• _MATERIAL SUPPLIED_:
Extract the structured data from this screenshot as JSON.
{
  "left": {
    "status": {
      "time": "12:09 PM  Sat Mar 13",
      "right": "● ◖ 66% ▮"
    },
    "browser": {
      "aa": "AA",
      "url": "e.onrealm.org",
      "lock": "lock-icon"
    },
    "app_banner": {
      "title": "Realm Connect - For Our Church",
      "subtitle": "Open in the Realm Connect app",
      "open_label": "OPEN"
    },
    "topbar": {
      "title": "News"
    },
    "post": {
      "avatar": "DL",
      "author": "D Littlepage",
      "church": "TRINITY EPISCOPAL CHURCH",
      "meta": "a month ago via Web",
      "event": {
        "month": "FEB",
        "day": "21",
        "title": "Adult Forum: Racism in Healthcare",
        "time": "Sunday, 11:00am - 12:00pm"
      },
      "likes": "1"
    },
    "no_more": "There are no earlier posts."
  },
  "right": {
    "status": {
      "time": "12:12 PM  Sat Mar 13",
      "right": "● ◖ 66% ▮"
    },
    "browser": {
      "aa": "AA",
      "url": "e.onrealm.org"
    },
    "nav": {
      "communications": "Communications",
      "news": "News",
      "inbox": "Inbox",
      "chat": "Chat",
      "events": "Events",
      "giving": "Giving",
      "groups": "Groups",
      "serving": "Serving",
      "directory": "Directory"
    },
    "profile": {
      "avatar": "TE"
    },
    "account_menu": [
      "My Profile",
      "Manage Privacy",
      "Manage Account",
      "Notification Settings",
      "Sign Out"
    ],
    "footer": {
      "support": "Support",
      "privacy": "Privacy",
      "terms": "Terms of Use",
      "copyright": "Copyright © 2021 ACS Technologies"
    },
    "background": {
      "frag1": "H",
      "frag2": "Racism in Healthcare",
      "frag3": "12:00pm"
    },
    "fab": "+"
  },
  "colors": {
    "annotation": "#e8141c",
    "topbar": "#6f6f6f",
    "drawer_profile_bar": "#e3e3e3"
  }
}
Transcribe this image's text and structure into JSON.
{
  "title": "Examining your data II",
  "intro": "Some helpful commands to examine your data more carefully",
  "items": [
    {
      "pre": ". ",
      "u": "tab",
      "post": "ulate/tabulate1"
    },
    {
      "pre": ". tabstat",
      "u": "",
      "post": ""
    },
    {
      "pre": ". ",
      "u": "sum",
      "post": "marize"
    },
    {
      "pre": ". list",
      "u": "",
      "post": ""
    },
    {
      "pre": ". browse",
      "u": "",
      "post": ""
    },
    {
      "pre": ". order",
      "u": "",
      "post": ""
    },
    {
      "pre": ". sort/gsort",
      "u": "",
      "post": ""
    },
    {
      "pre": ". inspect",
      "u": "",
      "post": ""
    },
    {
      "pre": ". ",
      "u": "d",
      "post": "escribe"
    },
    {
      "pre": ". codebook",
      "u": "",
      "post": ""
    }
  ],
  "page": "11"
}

• _WORK TO DO_: Copy every line of the entries above in which "your" occurs.

• _PROBLEM SOLUTION_:
  "title": "Examining your data II",
  "intro": "Some helpful commands to examine your data more carefully",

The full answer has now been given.